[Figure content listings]
-- BEGIN --

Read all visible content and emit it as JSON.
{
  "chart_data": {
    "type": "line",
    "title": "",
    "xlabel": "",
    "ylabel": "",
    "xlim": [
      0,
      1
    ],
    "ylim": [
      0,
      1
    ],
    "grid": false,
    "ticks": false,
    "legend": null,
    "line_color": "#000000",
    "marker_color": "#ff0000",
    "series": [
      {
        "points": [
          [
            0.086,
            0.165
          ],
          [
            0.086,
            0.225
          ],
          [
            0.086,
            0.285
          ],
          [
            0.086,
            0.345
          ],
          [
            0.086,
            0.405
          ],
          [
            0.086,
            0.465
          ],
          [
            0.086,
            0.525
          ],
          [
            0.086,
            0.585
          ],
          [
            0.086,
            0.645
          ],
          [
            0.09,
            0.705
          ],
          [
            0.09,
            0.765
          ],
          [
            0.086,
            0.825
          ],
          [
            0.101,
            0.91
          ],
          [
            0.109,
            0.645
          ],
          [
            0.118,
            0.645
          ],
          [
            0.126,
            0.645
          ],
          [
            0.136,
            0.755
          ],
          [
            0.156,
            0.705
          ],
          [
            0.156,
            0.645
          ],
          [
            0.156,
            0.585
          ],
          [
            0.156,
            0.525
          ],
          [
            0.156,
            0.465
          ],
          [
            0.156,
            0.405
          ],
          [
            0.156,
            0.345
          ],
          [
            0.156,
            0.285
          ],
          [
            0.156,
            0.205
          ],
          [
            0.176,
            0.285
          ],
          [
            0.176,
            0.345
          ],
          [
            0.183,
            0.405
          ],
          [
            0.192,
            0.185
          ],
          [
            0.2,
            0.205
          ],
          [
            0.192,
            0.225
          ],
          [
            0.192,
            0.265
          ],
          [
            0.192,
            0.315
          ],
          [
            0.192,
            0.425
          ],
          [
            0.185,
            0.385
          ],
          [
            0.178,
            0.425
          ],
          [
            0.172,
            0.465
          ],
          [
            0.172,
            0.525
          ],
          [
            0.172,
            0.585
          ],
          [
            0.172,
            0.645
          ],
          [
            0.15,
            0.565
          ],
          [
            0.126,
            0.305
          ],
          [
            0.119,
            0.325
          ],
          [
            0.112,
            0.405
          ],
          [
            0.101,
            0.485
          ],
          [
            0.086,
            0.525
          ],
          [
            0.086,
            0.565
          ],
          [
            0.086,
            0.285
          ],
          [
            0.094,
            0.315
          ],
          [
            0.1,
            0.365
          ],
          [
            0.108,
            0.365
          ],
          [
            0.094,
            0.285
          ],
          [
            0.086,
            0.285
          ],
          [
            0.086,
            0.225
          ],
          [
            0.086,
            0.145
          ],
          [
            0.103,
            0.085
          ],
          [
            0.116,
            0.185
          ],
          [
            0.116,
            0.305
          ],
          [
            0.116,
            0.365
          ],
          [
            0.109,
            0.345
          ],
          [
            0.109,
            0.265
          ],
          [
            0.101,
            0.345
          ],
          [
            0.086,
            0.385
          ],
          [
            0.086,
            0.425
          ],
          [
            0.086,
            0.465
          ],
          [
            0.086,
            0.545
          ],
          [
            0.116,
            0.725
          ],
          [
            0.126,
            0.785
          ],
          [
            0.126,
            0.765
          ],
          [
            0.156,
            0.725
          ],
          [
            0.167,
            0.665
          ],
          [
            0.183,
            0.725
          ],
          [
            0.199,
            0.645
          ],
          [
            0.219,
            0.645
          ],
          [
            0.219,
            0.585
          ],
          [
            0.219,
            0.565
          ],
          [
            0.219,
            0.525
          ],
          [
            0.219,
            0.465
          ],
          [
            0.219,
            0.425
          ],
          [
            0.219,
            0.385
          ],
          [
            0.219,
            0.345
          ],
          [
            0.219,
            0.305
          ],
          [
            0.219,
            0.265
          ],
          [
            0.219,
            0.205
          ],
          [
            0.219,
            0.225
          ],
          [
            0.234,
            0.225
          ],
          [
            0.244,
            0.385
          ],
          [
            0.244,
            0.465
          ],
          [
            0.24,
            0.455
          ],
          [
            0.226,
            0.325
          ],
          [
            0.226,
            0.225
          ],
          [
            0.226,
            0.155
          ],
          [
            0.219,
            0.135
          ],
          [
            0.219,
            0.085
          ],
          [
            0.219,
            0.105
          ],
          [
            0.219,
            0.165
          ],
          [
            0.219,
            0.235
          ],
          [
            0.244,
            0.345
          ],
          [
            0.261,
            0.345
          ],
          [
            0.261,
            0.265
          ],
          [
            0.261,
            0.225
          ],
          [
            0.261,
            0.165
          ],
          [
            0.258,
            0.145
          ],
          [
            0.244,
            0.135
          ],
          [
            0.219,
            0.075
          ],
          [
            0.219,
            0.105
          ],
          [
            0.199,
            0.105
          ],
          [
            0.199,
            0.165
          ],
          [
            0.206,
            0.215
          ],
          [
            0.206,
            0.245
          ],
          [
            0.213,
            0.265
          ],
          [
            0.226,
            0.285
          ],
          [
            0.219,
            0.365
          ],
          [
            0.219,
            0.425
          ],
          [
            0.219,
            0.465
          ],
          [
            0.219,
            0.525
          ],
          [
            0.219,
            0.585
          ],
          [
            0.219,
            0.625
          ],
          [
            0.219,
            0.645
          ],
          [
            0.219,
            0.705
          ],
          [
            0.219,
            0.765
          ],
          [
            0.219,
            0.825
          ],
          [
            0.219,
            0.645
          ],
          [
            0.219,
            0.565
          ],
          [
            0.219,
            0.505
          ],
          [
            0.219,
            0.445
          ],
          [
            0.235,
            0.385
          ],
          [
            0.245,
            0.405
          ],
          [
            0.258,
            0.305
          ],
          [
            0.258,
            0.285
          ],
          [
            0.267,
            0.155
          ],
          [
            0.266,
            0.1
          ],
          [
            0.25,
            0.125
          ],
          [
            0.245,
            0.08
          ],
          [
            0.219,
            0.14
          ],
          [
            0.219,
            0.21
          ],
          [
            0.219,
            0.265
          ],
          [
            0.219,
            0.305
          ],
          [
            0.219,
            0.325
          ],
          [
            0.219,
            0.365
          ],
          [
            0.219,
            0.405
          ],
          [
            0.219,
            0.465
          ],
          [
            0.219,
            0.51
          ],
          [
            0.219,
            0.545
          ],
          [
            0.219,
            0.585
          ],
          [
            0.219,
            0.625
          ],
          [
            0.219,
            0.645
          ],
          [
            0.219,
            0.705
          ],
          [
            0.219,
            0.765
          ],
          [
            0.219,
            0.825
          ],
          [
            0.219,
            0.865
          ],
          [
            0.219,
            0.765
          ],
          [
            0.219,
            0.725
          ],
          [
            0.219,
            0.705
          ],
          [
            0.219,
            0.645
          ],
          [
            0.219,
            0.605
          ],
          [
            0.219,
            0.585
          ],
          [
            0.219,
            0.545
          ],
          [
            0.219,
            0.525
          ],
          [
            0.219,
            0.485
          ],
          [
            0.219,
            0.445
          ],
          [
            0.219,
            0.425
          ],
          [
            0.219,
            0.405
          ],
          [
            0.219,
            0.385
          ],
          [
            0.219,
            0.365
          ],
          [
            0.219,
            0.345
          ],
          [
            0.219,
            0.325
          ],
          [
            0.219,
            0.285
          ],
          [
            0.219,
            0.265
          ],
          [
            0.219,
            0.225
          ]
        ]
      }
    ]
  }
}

-- END --

Each entry must be reproduced verbatim.

> _EXERCISE RESPONSE_:
Read all visible content and emit it as JSON.
{
  "chart_data": {
    "type": "line",
    "title": "",
    "xlabel": "",
    "ylabel": "",
    "xlim": [
      0,
      1
    ],
    "ylim": [
      0,
      1
    ],
    "grid": false,
    "ticks": false,
    "legend": null,
    "line_color": "#000000",
    "marker_color": "#ff0000",
    "series": [
      {
        "points": [
          [
            0.086,
            0.165
          ],
          [
            0.086,
            0.225
          ],
          [
            0.086,
            0.285
          ],
          [
            0.086,
            0.345
          ],
          [
            0.086,
            0.405
          ],
          [
            0.086,
            0.465
          ],
          [
            0.086,
            0.525
          ],
          [
            0.086,
            0.585
          ],
          [
            0.086,
            0.645
          ],
          [
            0.09,
            0.705
          ],
          [
            0.09,
            0.765
          ],
          [
            0.086,
            0.825
          ],
          [
            0.101,
            0.91
          ],
          [
            0.109,
            0.645
          ],
          [
            0.118,
            0.645
          ],
          [
            0.126,
            0.645
          ],
          [
            0.136,
            0.755
          ],
          [
            0.156,
            0.705
          ],
          [
            0.156,
            0.645
          ],
          [
            0.156,
            0.585
          ],
          [
            0.156,
            0.525
          ],
          [
            0.156,
            0.465
          ],
          [
            0.156,
            0.405
          ],
          [
            0.156,
            0.345
          ],
          [
            0.156,
            0.285
          ],
          [
            0.156,
            0.205
          ],
          [
            0.176,
            0.285
          ],
          [
            0.176,
            0.345
          ],
          [
            0.183,
            0.405
          ],
          [
            0.192,
            0.185
          ],
          [
            0.2,
            0.205
          ],
          [
            0.192,
            0.225
          ],
          [
            0.192,
            0.265
          ],
          [
            0.192,
            0.315
          ],
          [
            0.192,
            0.425
          ],
          [
            0.185,
            0.385
          ],
          [
            0.178,
            0.425
          ],
          [
            0.172,
            0.465
          ],
          [
            0.172,
            0.525
          ],
          [
            0.172,
            0.585
          ],
          [
            0.172,
            0.645
          ],
          [
            0.15,
            0.565
          ],
          [
            0.126,
            0.305
          ],
          [
            0.119,
            0.325
          ],
          [
            0.112,
            0.405
          ],
          [
            0.101,
            0.485
          ],
          [
            0.086,
            0.525
          ],
          [
            0.086,
            0.565
          ],
          [
            0.086,
            0.285
          ],
          [
            0.094,
            0.315
          ],
          [
            0.1,
            0.365
          ],
          [
            0.108,
            0.365
          ],
          [
            0.094,
            0.285
          ],
          [
            0.086,
            0.285
          ],
          [
            0.086,
            0.225
          ],
          [
            0.086,
            0.145
          ],
          [
            0.103,
            0.085
          ],
          [
            0.116,
            0.185
          ],
          [
            0.116,
            0.305
          ],
          [
            0.116,
            0.365
          ],
          [
            0.109,
            0.345
          ],
          [
            0.109,
            0.265
          ],
          [
            0.101,
            0.345
          ],
          [
            0.086,
            0.385
          ],
          [
            0.086,
            0.425
          ],
          [
            0.086,
            0.465
          ],
          [
            0.086,
            0.545
          ],
          [
            0.116,
            0.725
          ],
          [
            0.126,
            0.785
          ],
          [
            0.126,
            0.765
          ],
          [
            0.156,
            0.725
          ],
          [
            0.167,
            0.665
          ],
          [
            0.183,
            0.725
          ],
          [
            0.199,
            0.645
          ],
          [
            0.219,
            0.645
          ],
          [
            0.219,
            0.585
          ],
          [
            0.219,
            0.565
          ],
          [
            0.219,
            0.525
          ],
          [
            0.219,
            0.465
          ],
          [
            0.219,
            0.425
          ],
          [
            0.219,
            0.385
          ],
          [
            0.219,
            0.345
          ],
          [
            0.219,
            0.305
          ],
          [
            0.219,
            0.265
          ],
          [
            0.219,
            0.205
          ],
          [
            0.219,
            0.225
          ],
          [
            0.234,
            0.225
          ],
          [
            0.244,
            0.385
          ],
          [
            0.244,
            0.465
          ],
          [
            0.24,
            0.455
          ],
          [
            0.226,
            0.325
          ],
          [
            0.226,
            0.225
          ],
          [
            0.226,
            0.155
          ],
          [
            0.219,
            0.135
          ],
          [
            0.219,
            0.085
          ],
          [
            0.219,
            0.105
          ],
          [
            0.219,
            0.165
          ],
          [
            0.219,
            0.235
          ],
          [
            0.244,
            0.345
          ],
          [
            0.261,
            0.345
          ],
          [
            0.261,
            0.265
          ],
          [
            0.261,
            0.225
          ],
          [
            0.261,
            0.165
          ],
          [
            0.258,
            0.145
          ],
          [
            0.244,
            0.135
          ],
          [
            0.219,
            0.075
          ],
          [
            0.219,
            0.105
          ],
          [
            0.199,
            0.105
          ],
          [
            0.199,
            0.165
          ],
          [
            0.206,
            0.215
          ],
          [
            0.206,
            0.245
          ],
          [
            0.213,
            0.265
          ],
          [
            0.226,
            0.285
          ],
          [
            0.219,
            0.365
          ],
          [
            0.219,
            0.425
          ],
          [
            0.219,
            0.465
          ],
          [
            0.219,
            0.525
          ],
          [
            0.219,
            0.585
          ],
          [
            0.219,
            0.625
          ],
          [
            0.219,
            0.645
          ],
          [
            0.219,
            0.705
          ],
          [
            0.219,
            0.765
          ],
          [
            0.219,
            0.825
          ],
          [
            0.219,
            0.645
          ],
          [
            0.219,
            0.565
          ],
          [
            0.219,
            0.505
          ],
          [
            0.219,
            0.445
          ],
          [
            0.235,
            0.385
          ],
          [
            0.245,
            0.405
          ],
          [
            0.258,
            0.305
          ],
          [
            0.258,
            0.285
          ],
          [
            0.267,
            0.155
          ],
          [
            0.266,
            0.1
          ],
          [
            0.25,
            0.125
          ],
          [
            0.245,
            0.08
          ],
          [
            0.219,
            0.14
          ],
          [
            0.219,
            0.21
          ],
          [
            0.219,
            0.265
          ],
          [
            0.219,
            0.305
          ],
          [
            0.219,
            0.325
          ],
          [
            0.219,
            0.365
          ],
          [
            0.219,
            0.405
          ],
          [
            0.219,
            0.465
          ],
          [
            0.219,
            0.51
          ],
          [
            0.219,
            0.545
          ],
          [
            0.219,
            0.585
          ],
          [
            0.219,
            0.625
          ],
          [
            0.219,
            0.645
          ],
          [
            0.219,
            0.705
          ],
          [
            0.219,
            0.765
          ],
          [
            0.219,
            0.825
          ],
          [
            0.219,
            0.865
          ],
          [
            0.219,
            0.765
          ],
          [
            0.219,
            0.725
          ],
          [
            0.219,
            0.705
          ],
          [
            0.219,
            0.645
          ],
          [
            0.219,
            0.605
          ],
          [
            0.219,
            0.585
          ],
          [
            0.219,
            0.545
          ],
          [
            0.219,
            0.525
          ],
          [
            0.219,
            0.485
          ],
          [
            0.219,
            0.445
          ],
          [
            0.219,
            0.425
          ],
          [
            0.219,
            0.405
          ],
          [
            0.219,
            0.385
          ],
          [
            0.219,
            0.365
          ],
          [
            0.219,
            0.345
          ],
          [
            0.219,
            0.325
          ],
          [
            0.219,
            0.285
          ],
          [
            0.219,
            0.265
          ],
          [
            0.219,
            0.225
          ]
        ]
      }
    ]
  }
}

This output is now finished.